**Task details:** Give every line of the data again, unchanged, but with no pictures.

**Input records:**
## Begin

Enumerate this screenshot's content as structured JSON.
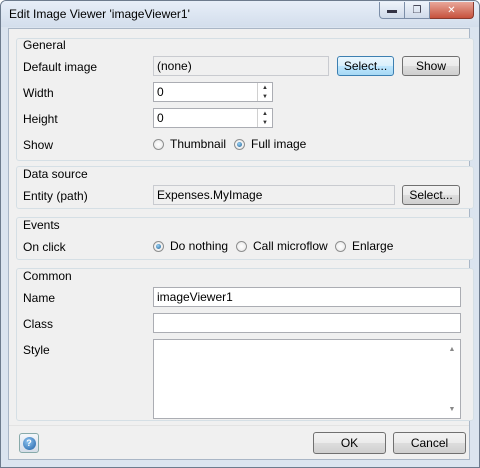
{
  "window": {
    "title": "Edit Image Viewer 'imageViewer1'",
    "min_glyph": "▬",
    "max_glyph": "❐",
    "close_glyph": "✕"
  },
  "general": {
    "title": "General",
    "default_image_label": "Default image",
    "default_image_value": "(none)",
    "select_label": "Select...",
    "show_label": "Show",
    "width_label": "Width",
    "width_value": "0",
    "height_label": "Height",
    "height_value": "0",
    "show_mode_label": "Show",
    "show_options": [
      "Thumbnail",
      "Full image"
    ],
    "show_selected": "Full image"
  },
  "data_source": {
    "title": "Data source",
    "entity_label": "Entity (path)",
    "entity_value": "Expenses.MyImage",
    "select_label": "Select..."
  },
  "events": {
    "title": "Events",
    "on_click_label": "On click",
    "options": [
      "Do nothing",
      "Call microflow",
      "Enlarge"
    ],
    "selected": "Do nothing"
  },
  "common": {
    "title": "Common",
    "name_label": "Name",
    "name_value": "imageViewer1",
    "class_label": "Class",
    "class_value": "",
    "style_label": "Style",
    "style_value": ""
  },
  "footer": {
    "help_glyph": "?",
    "ok_label": "OK",
    "cancel_label": "Cancel"
  }
}
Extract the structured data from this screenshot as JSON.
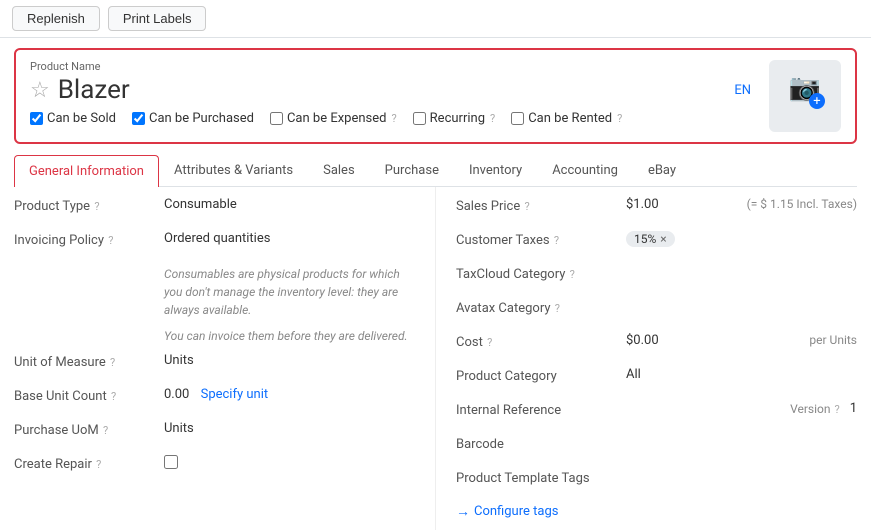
{
  "toolbar": {
    "replenish_label": "Replenish",
    "print_labels_label": "Print Labels"
  },
  "product": {
    "name_label": "Product Name",
    "name": "Blazer",
    "en_badge": "EN",
    "can_be_sold": true,
    "can_be_purchased": true,
    "can_be_expensed": false,
    "recurring": false,
    "can_be_rented": false,
    "can_be_sold_label": "Can be Sold",
    "can_be_purchased_label": "Can be Purchased",
    "can_be_expensed_label": "Can be Expensed",
    "recurring_label": "Recurring",
    "can_be_rented_label": "Can be Rented"
  },
  "tabs": [
    {
      "id": "general",
      "label": "General Information",
      "active": true
    },
    {
      "id": "attributes",
      "label": "Attributes & Variants",
      "active": false
    },
    {
      "id": "sales",
      "label": "Sales",
      "active": false
    },
    {
      "id": "purchase",
      "label": "Purchase",
      "active": false
    },
    {
      "id": "inventory",
      "label": "Inventory",
      "active": false
    },
    {
      "id": "accounting",
      "label": "Accounting",
      "active": false
    },
    {
      "id": "ebay",
      "label": "eBay",
      "active": false
    }
  ],
  "left_fields": {
    "product_type_label": "Product Type",
    "product_type_value": "Consumable",
    "invoicing_policy_label": "Invoicing Policy",
    "invoicing_policy_value": "Ordered quantities",
    "consumable_desc1": "Consumables are physical products for which you don't manage the inventory level: they are always available.",
    "consumable_desc2": "You can invoice them before they are delivered.",
    "unit_of_measure_label": "Unit of Measure",
    "unit_of_measure_value": "Units",
    "base_unit_count_label": "Base Unit Count",
    "base_unit_count_value": "0.00",
    "specify_unit_label": "Specify unit",
    "purchase_uom_label": "Purchase UoM",
    "purchase_uom_value": "Units",
    "create_repair_label": "Create Repair"
  },
  "right_fields": {
    "sales_price_label": "Sales Price",
    "sales_price_value": "$1.00",
    "sales_price_incl": "(= $ 1.15 Incl. Taxes)",
    "customer_taxes_label": "Customer Taxes",
    "customer_taxes_badge": "15%",
    "taxcloud_category_label": "TaxCloud Category",
    "avatax_category_label": "Avatax Category",
    "cost_label": "Cost",
    "cost_value": "$0.00",
    "cost_unit": "per Units",
    "product_category_label": "Product Category",
    "product_category_value": "All",
    "internal_reference_label": "Internal Reference",
    "version_label": "Version",
    "version_value": "1",
    "barcode_label": "Barcode",
    "product_template_tags_label": "Product Template Tags",
    "configure_tags_label": "Configure tags"
  }
}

## End

**Response to the exercise:**
Enumerate this screenshot's content as structured JSON.
{
  "window": {
    "title": "Edit Image Viewer 'imageViewer1'",
    "min_glyph": "▬",
    "max_glyph": "❐",
    "close_glyph": "✕"
  },
  "general": {
    "title": "General",
    "default_image_label": "Default image",
    "default_image_value": "(none)",
    "select_label": "Select...",
    "show_label": "Show",
    "width_label": "Width",
    "width_value": "0",
    "height_label": "Height",
    "height_value": "0",
    "show_mode_label": "Show",
    "show_options": [
      "Thumbnail",
      "Full image"
    ],
    "show_selected": "Full image"
  },
  "data_source": {
    "title": "Data source",
    "entity_label": "Entity (path)",
    "entity_value": "Expenses.MyImage",
    "select_label": "Select..."
  },
  "events": {
    "title": "Events",
    "on_click_label": "On click",
    "options": [
      "Do nothing",
      "Call microflow",
      "Enlarge"
    ],
    "selected": "Do nothing"
  },
  "common": {
    "title": "Common",
    "name_label": "Name",
    "name_value": "imageViewer1",
    "class_label": "Class",
    "class_value": "",
    "style_label": "Style",
    "style_value": ""
  },
  "footer": {
    "help_glyph": "?",
    "ok_label": "OK",
    "cancel_label": "Cancel"
  }
}
Extract the structured data from this screenshot as JSON.
{
  "toolbar": {
    "replenish_label": "Replenish",
    "print_labels_label": "Print Labels"
  },
  "product": {
    "name_label": "Product Name",
    "name": "Blazer",
    "en_badge": "EN",
    "can_be_sold": true,
    "can_be_purchased": true,
    "can_be_expensed": false,
    "recurring": false,
    "can_be_rented": false,
    "can_be_sold_label": "Can be Sold",
    "can_be_purchased_label": "Can be Purchased",
    "can_be_expensed_label": "Can be Expensed",
    "recurring_label": "Recurring",
    "can_be_rented_label": "Can be Rented"
  },
  "tabs": [
    {
      "id": "general",
      "label": "General Information",
      "active": true
    },
    {
      "id": "attributes",
      "label": "Attributes & Variants",
      "active": false
    },
    {
      "id": "sales",
      "label": "Sales",
      "active": false
    },
    {
      "id": "purchase",
      "label": "Purchase",
      "active": false
    },
    {
      "id": "inventory",
      "label": "Inventory",
      "active": false
    },
    {
      "id": "accounting",
      "label": "Accounting",
      "active": false
    },
    {
      "id": "ebay",
      "label": "eBay",
      "active": false
    }
  ],
  "left_fields": {
    "product_type_label": "Product Type",
    "product_type_value": "Consumable",
    "invoicing_policy_label": "Invoicing Policy",
    "invoicing_policy_value": "Ordered quantities",
    "consumable_desc1": "Consumables are physical products for which you don't manage the inventory level: they are always available.",
    "consumable_desc2": "You can invoice them before they are delivered.",
    "unit_of_measure_label": "Unit of Measure",
    "unit_of_measure_value": "Units",
    "base_unit_count_label": "Base Unit Count",
    "base_unit_count_value": "0.00",
    "specify_unit_label": "Specify unit",
    "purchase_uom_label": "Purchase UoM",
    "purchase_uom_value": "Units",
    "create_repair_label": "Create Repair"
  },
  "right_fields": {
    "sales_price_label": "Sales Price",
    "sales_price_value": "$1.00",
    "sales_price_incl": "(= $ 1.15 Incl. Taxes)",
    "customer_taxes_label": "Customer Taxes",
    "customer_taxes_badge": "15%",
    "taxcloud_category_label": "TaxCloud Category",
    "avatax_category_label": "Avatax Category",
    "cost_label": "Cost",
    "cost_value": "$0.00",
    "cost_unit": "per Units",
    "product_category_label": "Product Category",
    "product_category_value": "All",
    "internal_reference_label": "Internal Reference",
    "version_label": "Version",
    "version_value": "1",
    "barcode_label": "Barcode",
    "product_template_tags_label": "Product Template Tags",
    "configure_tags_label": "Configure tags"
  }
}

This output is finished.